§ **Problem to work on**
Go through the entries and transcribe each one exactly, dropping the pictures.

* BEGIN Material for this exercise *

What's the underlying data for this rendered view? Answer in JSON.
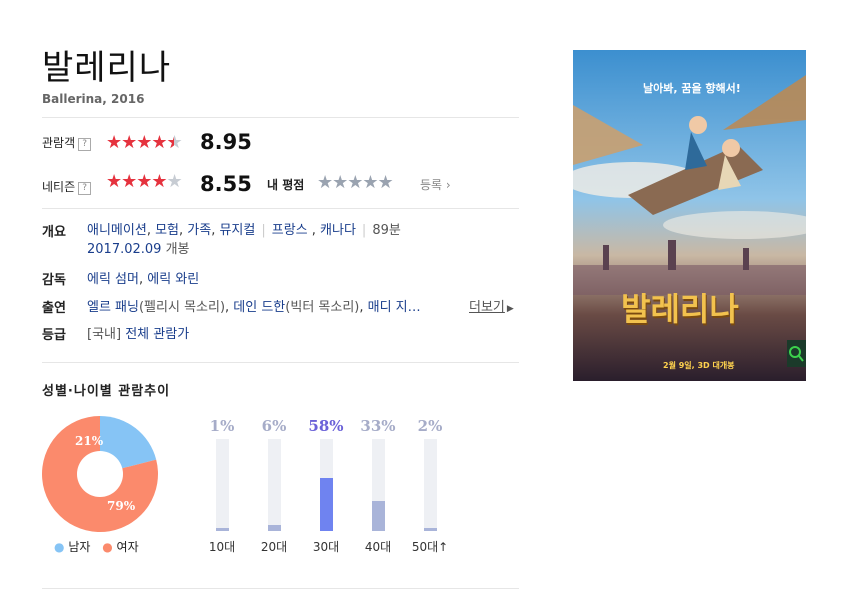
{
  "movie": {
    "title": "발레리나",
    "subtitle": "Ballerina, 2016"
  },
  "ratings": {
    "audience": {
      "label": "관람객",
      "help": "?",
      "score": "8.95",
      "stars_value": 4.5
    },
    "netizen": {
      "label": "네티즌",
      "help": "?",
      "score": "8.55",
      "stars_value": 4.25
    },
    "my_rating": {
      "label": "내 평점",
      "register_label": "등록"
    }
  },
  "info": {
    "overview_label": "개요",
    "genres": [
      "애니메이션",
      "모험",
      "가족",
      "뮤지컬"
    ],
    "countries": [
      "프랑스",
      "캐나다"
    ],
    "runtime": "89분",
    "release": "2017.02.09",
    "release_suffix": " 개봉",
    "director_label": "감독",
    "directors": [
      "에릭 섬머",
      "에릭 와린"
    ],
    "cast_label": "출연",
    "cast": [
      {
        "name": "엘르 패닝",
        "role": "(펠리시 목소리)"
      },
      {
        "name": "데인 드한",
        "role": "(빅터 목소리)"
      },
      {
        "name": "매디 지…",
        "role": ""
      }
    ],
    "more_label": "더보기",
    "grade_label": "등급",
    "grade_prefix": "[국내]",
    "grade": "전체 관람가"
  },
  "poster": {
    "tagline": "날아봐, 꿈을 향해서!",
    "logo_text": "발레리나",
    "release_note": "2월 9일, 3D 대개봉"
  },
  "demographics": {
    "title": "성별·나이별 관람추이",
    "gender": [
      {
        "label": "남자",
        "percent": 21,
        "display": "21%",
        "color": "#86c4f5"
      },
      {
        "label": "여자",
        "percent": 79,
        "display": "79%",
        "color": "#fb8a6c"
      }
    ],
    "age": [
      {
        "label": "10대",
        "display": "1%",
        "value": 1,
        "highlight": false
      },
      {
        "label": "20대",
        "display": "6%",
        "value": 6,
        "highlight": false
      },
      {
        "label": "30대",
        "display": "58%",
        "value": 58,
        "highlight": true
      },
      {
        "label": "40대",
        "display": "33%",
        "value": 33,
        "highlight": false
      },
      {
        "label": "50대↑",
        "display": "2%",
        "value": 2,
        "highlight": false
      }
    ],
    "colors": {
      "bar": "#a9b4d9",
      "bar_highlight": "#6f83f0",
      "pct": "#a6acc8",
      "pct_highlight": "#6b62d8"
    }
  }
}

* END Material for this exercise *

§ **Task output**
What's the underlying data for this rendered view? Answer in JSON.
{
  "movie": {
    "title": "발레리나",
    "subtitle": "Ballerina, 2016"
  },
  "ratings": {
    "audience": {
      "label": "관람객",
      "help": "?",
      "score": "8.95",
      "stars_value": 4.5
    },
    "netizen": {
      "label": "네티즌",
      "help": "?",
      "score": "8.55",
      "stars_value": 4.25
    },
    "my_rating": {
      "label": "내 평점",
      "register_label": "등록"
    }
  },
  "info": {
    "overview_label": "개요",
    "genres": [
      "애니메이션",
      "모험",
      "가족",
      "뮤지컬"
    ],
    "countries": [
      "프랑스",
      "캐나다"
    ],
    "runtime": "89분",
    "release": "2017.02.09",
    "release_suffix": " 개봉",
    "director_label": "감독",
    "directors": [
      "에릭 섬머",
      "에릭 와린"
    ],
    "cast_label": "출연",
    "cast": [
      {
        "name": "엘르 패닝",
        "role": "(펠리시 목소리)"
      },
      {
        "name": "데인 드한",
        "role": "(빅터 목소리)"
      },
      {
        "name": "매디 지…",
        "role": ""
      }
    ],
    "more_label": "더보기",
    "grade_label": "등급",
    "grade_prefix": "[국내]",
    "grade": "전체 관람가"
  },
  "poster": {
    "tagline": "날아봐, 꿈을 향해서!",
    "logo_text": "발레리나",
    "release_note": "2월 9일, 3D 대개봉"
  },
  "demographics": {
    "title": "성별·나이별 관람추이",
    "gender": [
      {
        "label": "남자",
        "percent": 21,
        "display": "21%",
        "color": "#86c4f5"
      },
      {
        "label": "여자",
        "percent": 79,
        "display": "79%",
        "color": "#fb8a6c"
      }
    ],
    "age": [
      {
        "label": "10대",
        "display": "1%",
        "value": 1,
        "highlight": false
      },
      {
        "label": "20대",
        "display": "6%",
        "value": 6,
        "highlight": false
      },
      {
        "label": "30대",
        "display": "58%",
        "value": 58,
        "highlight": true
      },
      {
        "label": "40대",
        "display": "33%",
        "value": 33,
        "highlight": false
      },
      {
        "label": "50대↑",
        "display": "2%",
        "value": 2,
        "highlight": false
      }
    ],
    "colors": {
      "bar": "#a9b4d9",
      "bar_highlight": "#6f83f0",
      "pct": "#a6acc8",
      "pct_highlight": "#6b62d8"
    }
  }
}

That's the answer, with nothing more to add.